■ Exercise brief: Write out the listing below in full and exactly, leaving out every picture.

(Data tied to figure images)
▬▬▬
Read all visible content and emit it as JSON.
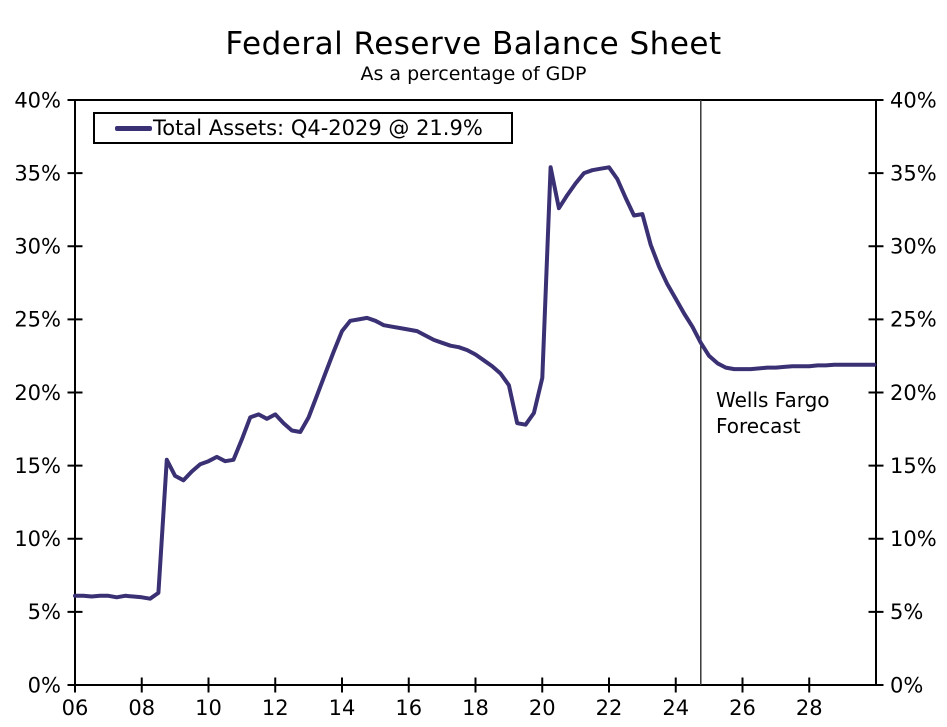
{
  "title": "Federal Reserve Balance Sheet",
  "subtitle": "As a percentage of GDP",
  "legend": {
    "label": "Total Assets: Q4-2029 @ 21.9%"
  },
  "annotation": {
    "line1": "Wells Fargo",
    "line2": "Forecast"
  },
  "colors": {
    "line": "#3a3174",
    "axis": "#000000",
    "text": "#000000",
    "forecast_divider": "#3a3a3a",
    "background": "#ffffff"
  },
  "chart_data": {
    "type": "line",
    "title": "Federal Reserve Balance Sheet",
    "subtitle": "As a percentage of GDP",
    "xlabel": "",
    "ylabel": "",
    "xlim": [
      2006,
      2030
    ],
    "ylim": [
      0,
      40
    ],
    "grid": false,
    "legend_position": "top-left",
    "right_axis_mirrored": true,
    "x_tick_labels": [
      "06",
      "08",
      "10",
      "12",
      "14",
      "16",
      "18",
      "20",
      "22",
      "24",
      "26",
      "28"
    ],
    "x_tick_values": [
      2006,
      2008,
      2010,
      2012,
      2014,
      2016,
      2018,
      2020,
      2022,
      2024,
      2026,
      2028
    ],
    "y_tick_labels": [
      "0%",
      "5%",
      "10%",
      "15%",
      "20%",
      "25%",
      "30%",
      "35%",
      "40%"
    ],
    "y_tick_values": [
      0,
      5,
      10,
      15,
      20,
      25,
      30,
      35,
      40
    ],
    "forecast_divider_x": 2024.75,
    "series": [
      {
        "name": "Total Assets: Q4-2029 @ 21.9%",
        "final_label": "Q4-2029 @ 21.9%",
        "points": [
          [
            2006.0,
            6.1
          ],
          [
            2006.25,
            6.1
          ],
          [
            2006.5,
            6.05
          ],
          [
            2006.75,
            6.1
          ],
          [
            2007.0,
            6.1
          ],
          [
            2007.25,
            6.0
          ],
          [
            2007.5,
            6.1
          ],
          [
            2007.75,
            6.05
          ],
          [
            2008.0,
            6.0
          ],
          [
            2008.25,
            5.9
          ],
          [
            2008.5,
            6.3
          ],
          [
            2008.75,
            15.4
          ],
          [
            2009.0,
            14.3
          ],
          [
            2009.25,
            14.0
          ],
          [
            2009.5,
            14.6
          ],
          [
            2009.75,
            15.1
          ],
          [
            2010.0,
            15.3
          ],
          [
            2010.25,
            15.6
          ],
          [
            2010.5,
            15.3
          ],
          [
            2010.75,
            15.4
          ],
          [
            2011.0,
            16.8
          ],
          [
            2011.25,
            18.3
          ],
          [
            2011.5,
            18.5
          ],
          [
            2011.75,
            18.2
          ],
          [
            2012.0,
            18.5
          ],
          [
            2012.25,
            17.9
          ],
          [
            2012.5,
            17.4
          ],
          [
            2012.75,
            17.3
          ],
          [
            2013.0,
            18.3
          ],
          [
            2013.25,
            19.8
          ],
          [
            2013.5,
            21.3
          ],
          [
            2013.75,
            22.8
          ],
          [
            2014.0,
            24.2
          ],
          [
            2014.25,
            24.9
          ],
          [
            2014.5,
            25.0
          ],
          [
            2014.75,
            25.1
          ],
          [
            2015.0,
            24.9
          ],
          [
            2015.25,
            24.6
          ],
          [
            2015.5,
            24.5
          ],
          [
            2015.75,
            24.4
          ],
          [
            2016.0,
            24.3
          ],
          [
            2016.25,
            24.2
          ],
          [
            2016.5,
            23.9
          ],
          [
            2016.75,
            23.6
          ],
          [
            2017.0,
            23.4
          ],
          [
            2017.25,
            23.2
          ],
          [
            2017.5,
            23.1
          ],
          [
            2017.75,
            22.9
          ],
          [
            2018.0,
            22.6
          ],
          [
            2018.25,
            22.2
          ],
          [
            2018.5,
            21.8
          ],
          [
            2018.75,
            21.3
          ],
          [
            2019.0,
            20.5
          ],
          [
            2019.25,
            17.9
          ],
          [
            2019.5,
            17.8
          ],
          [
            2019.75,
            18.6
          ],
          [
            2020.0,
            21.0
          ],
          [
            2020.25,
            35.4
          ],
          [
            2020.5,
            32.6
          ],
          [
            2020.75,
            33.5
          ],
          [
            2021.0,
            34.3
          ],
          [
            2021.25,
            35.0
          ],
          [
            2021.5,
            35.2
          ],
          [
            2021.75,
            35.3
          ],
          [
            2022.0,
            35.4
          ],
          [
            2022.25,
            34.6
          ],
          [
            2022.5,
            33.3
          ],
          [
            2022.75,
            32.1
          ],
          [
            2023.0,
            32.2
          ],
          [
            2023.25,
            30.1
          ],
          [
            2023.5,
            28.6
          ],
          [
            2023.75,
            27.4
          ],
          [
            2024.0,
            26.4
          ],
          [
            2024.25,
            25.4
          ],
          [
            2024.5,
            24.5
          ],
          [
            2024.75,
            23.4
          ],
          [
            2025.0,
            22.5
          ],
          [
            2025.25,
            22.0
          ],
          [
            2025.5,
            21.7
          ],
          [
            2025.75,
            21.6
          ],
          [
            2026.0,
            21.6
          ],
          [
            2026.25,
            21.6
          ],
          [
            2026.5,
            21.65
          ],
          [
            2026.75,
            21.7
          ],
          [
            2027.0,
            21.7
          ],
          [
            2027.25,
            21.75
          ],
          [
            2027.5,
            21.8
          ],
          [
            2027.75,
            21.8
          ],
          [
            2028.0,
            21.8
          ],
          [
            2028.25,
            21.85
          ],
          [
            2028.5,
            21.85
          ],
          [
            2028.75,
            21.9
          ],
          [
            2029.0,
            21.9
          ],
          [
            2029.25,
            21.9
          ],
          [
            2029.5,
            21.9
          ],
          [
            2029.75,
            21.9
          ],
          [
            2029.95,
            21.9
          ]
        ]
      }
    ],
    "annotations": [
      {
        "text": "Wells Fargo Forecast",
        "x": 2025.2,
        "y": 19.5
      }
    ]
  }
}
▬▬▬
■ Worked answer:
Read all visible content and emit it as JSON.
{
  "title": "Federal Reserve Balance Sheet",
  "subtitle": "As a percentage of GDP",
  "legend": {
    "label": "Total Assets: Q4-2029 @ 21.9%"
  },
  "annotation": {
    "line1": "Wells Fargo",
    "line2": "Forecast"
  },
  "colors": {
    "line": "#3a3174",
    "axis": "#000000",
    "text": "#000000",
    "forecast_divider": "#3a3a3a",
    "background": "#ffffff"
  },
  "chart_data": {
    "type": "line",
    "title": "Federal Reserve Balance Sheet",
    "subtitle": "As a percentage of GDP",
    "xlabel": "",
    "ylabel": "",
    "xlim": [
      2006,
      2030
    ],
    "ylim": [
      0,
      40
    ],
    "grid": false,
    "legend_position": "top-left",
    "right_axis_mirrored": true,
    "x_tick_labels": [
      "06",
      "08",
      "10",
      "12",
      "14",
      "16",
      "18",
      "20",
      "22",
      "24",
      "26",
      "28"
    ],
    "x_tick_values": [
      2006,
      2008,
      2010,
      2012,
      2014,
      2016,
      2018,
      2020,
      2022,
      2024,
      2026,
      2028
    ],
    "y_tick_labels": [
      "0%",
      "5%",
      "10%",
      "15%",
      "20%",
      "25%",
      "30%",
      "35%",
      "40%"
    ],
    "y_tick_values": [
      0,
      5,
      10,
      15,
      20,
      25,
      30,
      35,
      40
    ],
    "forecast_divider_x": 2024.75,
    "series": [
      {
        "name": "Total Assets: Q4-2029 @ 21.9%",
        "final_label": "Q4-2029 @ 21.9%",
        "points": [
          [
            2006.0,
            6.1
          ],
          [
            2006.25,
            6.1
          ],
          [
            2006.5,
            6.05
          ],
          [
            2006.75,
            6.1
          ],
          [
            2007.0,
            6.1
          ],
          [
            2007.25,
            6.0
          ],
          [
            2007.5,
            6.1
          ],
          [
            2007.75,
            6.05
          ],
          [
            2008.0,
            6.0
          ],
          [
            2008.25,
            5.9
          ],
          [
            2008.5,
            6.3
          ],
          [
            2008.75,
            15.4
          ],
          [
            2009.0,
            14.3
          ],
          [
            2009.25,
            14.0
          ],
          [
            2009.5,
            14.6
          ],
          [
            2009.75,
            15.1
          ],
          [
            2010.0,
            15.3
          ],
          [
            2010.25,
            15.6
          ],
          [
            2010.5,
            15.3
          ],
          [
            2010.75,
            15.4
          ],
          [
            2011.0,
            16.8
          ],
          [
            2011.25,
            18.3
          ],
          [
            2011.5,
            18.5
          ],
          [
            2011.75,
            18.2
          ],
          [
            2012.0,
            18.5
          ],
          [
            2012.25,
            17.9
          ],
          [
            2012.5,
            17.4
          ],
          [
            2012.75,
            17.3
          ],
          [
            2013.0,
            18.3
          ],
          [
            2013.25,
            19.8
          ],
          [
            2013.5,
            21.3
          ],
          [
            2013.75,
            22.8
          ],
          [
            2014.0,
            24.2
          ],
          [
            2014.25,
            24.9
          ],
          [
            2014.5,
            25.0
          ],
          [
            2014.75,
            25.1
          ],
          [
            2015.0,
            24.9
          ],
          [
            2015.25,
            24.6
          ],
          [
            2015.5,
            24.5
          ],
          [
            2015.75,
            24.4
          ],
          [
            2016.0,
            24.3
          ],
          [
            2016.25,
            24.2
          ],
          [
            2016.5,
            23.9
          ],
          [
            2016.75,
            23.6
          ],
          [
            2017.0,
            23.4
          ],
          [
            2017.25,
            23.2
          ],
          [
            2017.5,
            23.1
          ],
          [
            2017.75,
            22.9
          ],
          [
            2018.0,
            22.6
          ],
          [
            2018.25,
            22.2
          ],
          [
            2018.5,
            21.8
          ],
          [
            2018.75,
            21.3
          ],
          [
            2019.0,
            20.5
          ],
          [
            2019.25,
            17.9
          ],
          [
            2019.5,
            17.8
          ],
          [
            2019.75,
            18.6
          ],
          [
            2020.0,
            21.0
          ],
          [
            2020.25,
            35.4
          ],
          [
            2020.5,
            32.6
          ],
          [
            2020.75,
            33.5
          ],
          [
            2021.0,
            34.3
          ],
          [
            2021.25,
            35.0
          ],
          [
            2021.5,
            35.2
          ],
          [
            2021.75,
            35.3
          ],
          [
            2022.0,
            35.4
          ],
          [
            2022.25,
            34.6
          ],
          [
            2022.5,
            33.3
          ],
          [
            2022.75,
            32.1
          ],
          [
            2023.0,
            32.2
          ],
          [
            2023.25,
            30.1
          ],
          [
            2023.5,
            28.6
          ],
          [
            2023.75,
            27.4
          ],
          [
            2024.0,
            26.4
          ],
          [
            2024.25,
            25.4
          ],
          [
            2024.5,
            24.5
          ],
          [
            2024.75,
            23.4
          ],
          [
            2025.0,
            22.5
          ],
          [
            2025.25,
            22.0
          ],
          [
            2025.5,
            21.7
          ],
          [
            2025.75,
            21.6
          ],
          [
            2026.0,
            21.6
          ],
          [
            2026.25,
            21.6
          ],
          [
            2026.5,
            21.65
          ],
          [
            2026.75,
            21.7
          ],
          [
            2027.0,
            21.7
          ],
          [
            2027.25,
            21.75
          ],
          [
            2027.5,
            21.8
          ],
          [
            2027.75,
            21.8
          ],
          [
            2028.0,
            21.8
          ],
          [
            2028.25,
            21.85
          ],
          [
            2028.5,
            21.85
          ],
          [
            2028.75,
            21.9
          ],
          [
            2029.0,
            21.9
          ],
          [
            2029.25,
            21.9
          ],
          [
            2029.5,
            21.9
          ],
          [
            2029.75,
            21.9
          ],
          [
            2029.95,
            21.9
          ]
        ]
      }
    ],
    "annotations": [
      {
        "text": "Wells Fargo Forecast",
        "x": 2025.2,
        "y": 19.5
      }
    ]
  }
}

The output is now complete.